GIVEN PROBLEM:
Identify every line containing the word "Only" and reproduce each one.

INFORMATION SHOWN:

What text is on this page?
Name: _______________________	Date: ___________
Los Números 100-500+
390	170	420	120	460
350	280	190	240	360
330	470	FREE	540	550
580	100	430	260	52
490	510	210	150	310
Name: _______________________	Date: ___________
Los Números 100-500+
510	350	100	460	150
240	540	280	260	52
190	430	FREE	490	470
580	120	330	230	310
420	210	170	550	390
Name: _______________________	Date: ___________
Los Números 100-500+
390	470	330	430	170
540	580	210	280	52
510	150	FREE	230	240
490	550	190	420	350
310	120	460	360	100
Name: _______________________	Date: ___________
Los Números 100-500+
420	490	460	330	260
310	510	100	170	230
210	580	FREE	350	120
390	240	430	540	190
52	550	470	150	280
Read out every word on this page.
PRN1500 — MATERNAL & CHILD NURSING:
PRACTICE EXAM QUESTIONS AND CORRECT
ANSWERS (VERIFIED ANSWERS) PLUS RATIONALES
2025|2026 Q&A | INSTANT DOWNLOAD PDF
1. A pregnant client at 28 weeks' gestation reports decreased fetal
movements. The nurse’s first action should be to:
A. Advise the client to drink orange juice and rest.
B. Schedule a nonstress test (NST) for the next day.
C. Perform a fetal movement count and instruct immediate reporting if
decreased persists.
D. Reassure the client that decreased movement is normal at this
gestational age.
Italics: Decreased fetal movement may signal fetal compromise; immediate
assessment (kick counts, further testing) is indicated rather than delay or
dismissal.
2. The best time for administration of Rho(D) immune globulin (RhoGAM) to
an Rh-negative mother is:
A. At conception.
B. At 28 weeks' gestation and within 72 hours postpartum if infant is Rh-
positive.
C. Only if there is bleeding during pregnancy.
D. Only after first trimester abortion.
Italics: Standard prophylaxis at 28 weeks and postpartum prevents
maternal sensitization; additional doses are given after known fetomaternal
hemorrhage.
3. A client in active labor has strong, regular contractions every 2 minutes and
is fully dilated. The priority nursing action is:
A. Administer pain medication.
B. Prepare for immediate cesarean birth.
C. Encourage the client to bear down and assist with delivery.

RESPONSE TO THE TASK:
C. Only if there is bleeding during pregnancy.
D. Only after first trimester abortion.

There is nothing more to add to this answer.